Excerpt from a dataset:
========================================================================
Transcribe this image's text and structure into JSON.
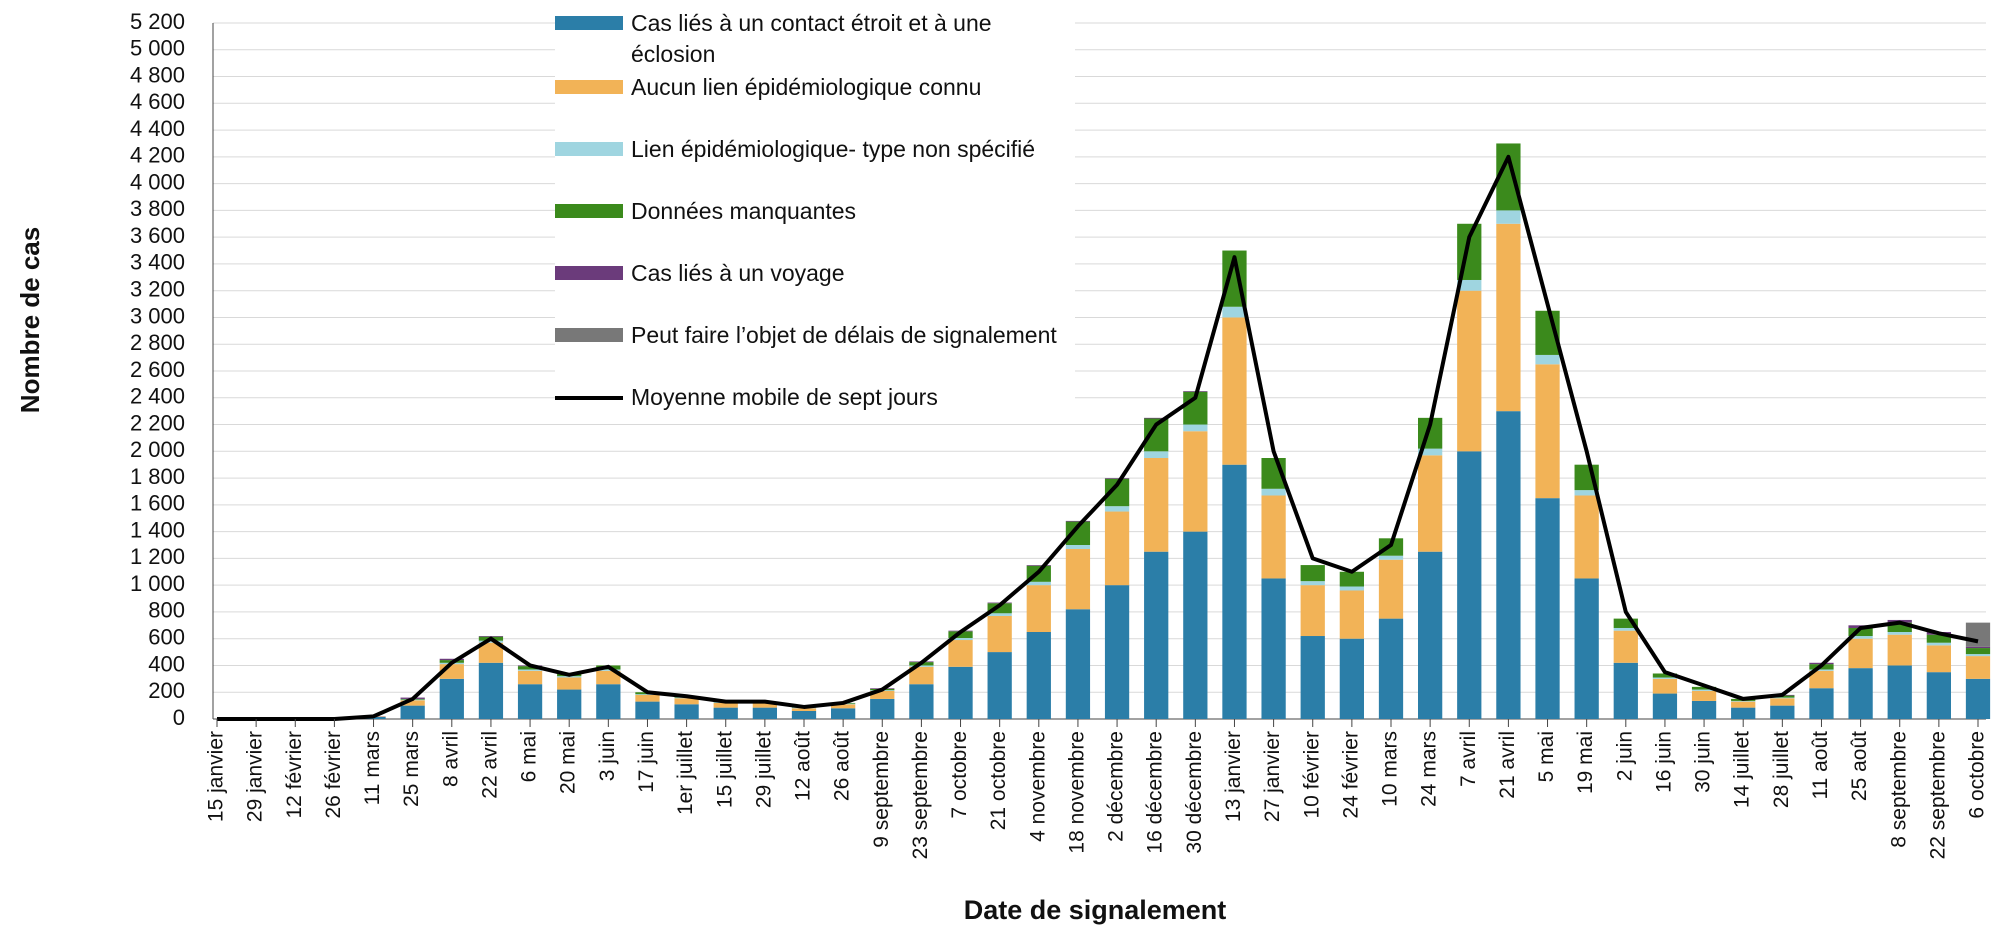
{
  "chart_data": {
    "type": "bar",
    "x_label": "Date de signalement",
    "y_label": "Nombre de cas",
    "categories": [
      "15 janvier",
      "29 janvier",
      "12 février",
      "26 février",
      "11 mars",
      "25 mars",
      "8 avril",
      "22 avril",
      "6 mai",
      "20 mai",
      "3 juin",
      "17 juin",
      "1er juillet",
      "15 juillet",
      "29 juillet",
      "12 août",
      "26 août",
      "9 septembre",
      "23 septembre",
      "7 octobre",
      "21 octobre",
      "4 novembre",
      "18 novembre",
      "2 décembre",
      "16 décembre",
      "30 décembre",
      "13 janvier",
      "27 janvier",
      "10 février",
      "24 février",
      "10 mars",
      "24 mars",
      "7 avril",
      "21 avril",
      "5 mai",
      "19 mai",
      "2 juin",
      "16 juin",
      "30 juin",
      "14 juillet",
      "28 juillet",
      "11 août",
      "25 août",
      "8 septembre",
      "22 septembre",
      "6 octobre"
    ],
    "series": [
      {
        "name": "Cas liés à un contact étroit et à une éclosion",
        "color": "#2b7ea8",
        "values": [
          0,
          0,
          0,
          0,
          15,
          100,
          300,
          420,
          260,
          220,
          260,
          130,
          110,
          85,
          85,
          60,
          80,
          150,
          260,
          390,
          500,
          650,
          820,
          1000,
          1250,
          1400,
          1900,
          1050,
          620,
          600,
          750,
          1250,
          2000,
          2300,
          1650,
          1050,
          420,
          190,
          135,
          85,
          100,
          230,
          380,
          400,
          350,
          300
        ]
      },
      {
        "name": "Aucun lien épidémiologique connu",
        "color": "#f2b357",
        "values": [
          0,
          0,
          0,
          0,
          3,
          40,
          110,
          150,
          100,
          90,
          100,
          50,
          45,
          35,
          35,
          20,
          30,
          60,
          130,
          200,
          270,
          350,
          450,
          550,
          700,
          750,
          1100,
          620,
          380,
          360,
          440,
          720,
          1200,
          1400,
          1000,
          620,
          240,
          110,
          75,
          45,
          55,
          130,
          220,
          230,
          200,
          170
        ]
      },
      {
        "name": "Lien épidémiologique- type non spécifié",
        "color": "#9fd5e0",
        "values": [
          0,
          0,
          0,
          0,
          0,
          5,
          10,
          15,
          10,
          10,
          10,
          5,
          5,
          5,
          5,
          5,
          5,
          5,
          10,
          15,
          20,
          25,
          30,
          40,
          50,
          50,
          80,
          50,
          30,
          30,
          30,
          50,
          80,
          100,
          70,
          40,
          20,
          10,
          10,
          5,
          5,
          10,
          20,
          20,
          20,
          15
        ]
      },
      {
        "name": "Données manquantes",
        "color": "#3b8a1c",
        "values": [
          0,
          0,
          0,
          0,
          0,
          5,
          20,
          30,
          25,
          20,
          30,
          15,
          10,
          5,
          5,
          5,
          5,
          10,
          25,
          50,
          75,
          120,
          175,
          205,
          245,
          245,
          420,
          230,
          120,
          110,
          130,
          230,
          420,
          500,
          330,
          190,
          70,
          30,
          20,
          15,
          15,
          40,
          60,
          70,
          60,
          45
        ]
      },
      {
        "name": "Cas liés à un voyage",
        "color": "#6b3b7b",
        "values": [
          0,
          0,
          0,
          0,
          2,
          10,
          10,
          5,
          5,
          0,
          0,
          0,
          0,
          0,
          0,
          0,
          0,
          5,
          5,
          5,
          5,
          5,
          5,
          5,
          5,
          5,
          0,
          0,
          0,
          0,
          0,
          0,
          0,
          0,
          0,
          0,
          0,
          0,
          0,
          0,
          5,
          10,
          20,
          20,
          20,
          10
        ]
      },
      {
        "name": "Peut faire l’objet de délais de signalement",
        "color": "#787878",
        "values": [
          0,
          0,
          0,
          0,
          0,
          0,
          0,
          0,
          0,
          0,
          0,
          0,
          0,
          0,
          0,
          0,
          0,
          0,
          0,
          0,
          0,
          0,
          0,
          0,
          0,
          0,
          0,
          0,
          0,
          0,
          0,
          0,
          0,
          0,
          0,
          0,
          0,
          0,
          0,
          0,
          0,
          0,
          0,
          0,
          0,
          180
        ]
      }
    ],
    "line": {
      "name": "Moyenne mobile de sept jours",
      "color": "#000000",
      "values": [
        0,
        0,
        0,
        0,
        20,
        150,
        420,
        600,
        400,
        330,
        390,
        200,
        170,
        130,
        130,
        90,
        120,
        220,
        420,
        650,
        850,
        1100,
        1440,
        1750,
        2200,
        2400,
        3450,
        2000,
        1200,
        1100,
        1300,
        2200,
        3600,
        4200,
        3100,
        2000,
        800,
        350,
        250,
        150,
        180,
        400,
        680,
        720,
        640,
        580
      ]
    },
    "ylim": [
      0,
      5200
    ],
    "yticks": [
      0,
      200,
      400,
      600,
      800,
      {
        "value": 1000,
        "label": "1 000"
      },
      {
        "value": 1200,
        "label": "1 200"
      },
      {
        "value": 1400,
        "label": "1 400"
      },
      {
        "value": 1600,
        "label": "1 600"
      },
      {
        "value": 1800,
        "label": "1 800"
      },
      {
        "value": 2000,
        "label": "2 000"
      },
      {
        "value": 2200,
        "label": "2 200"
      },
      {
        "value": 2400,
        "label": "2 400"
      },
      {
        "value": 2600,
        "label": "2 600"
      },
      {
        "value": 2800,
        "label": "2 800"
      },
      {
        "value": 3000,
        "label": "3 000"
      },
      {
        "value": 3200,
        "label": "3 200"
      },
      {
        "value": 3400,
        "label": "3 400"
      },
      {
        "value": 3600,
        "label": "3 600"
      },
      {
        "value": 3800,
        "label": "3 800"
      },
      {
        "value": 4000,
        "label": "4 000"
      },
      {
        "value": 4200,
        "label": "4 200"
      },
      {
        "value": 4400,
        "label": "4 400"
      },
      {
        "value": 4600,
        "label": "4 600"
      },
      {
        "value": 4800,
        "label": "4 800"
      },
      {
        "value": 5000,
        "label": "5 000"
      },
      {
        "value": 5200,
        "label": "5 200"
      }
    ],
    "grid": true
  }
}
========================================================================
What you need to do: Pull out every line in the data above that has the word "name".

Completed task:
        "name": "Cas liés à un contact étroit et à une éclosion",
        "name": "Aucun lien épidémiologique connu",
        "name": "Lien épidémiologique- type non spécifié",
        "name": "Données manquantes",
        "name": "Cas liés à un voyage",
        "name": "Peut faire l’objet de délais de signalement",
      "name": "Moyenne mobile de sept jours",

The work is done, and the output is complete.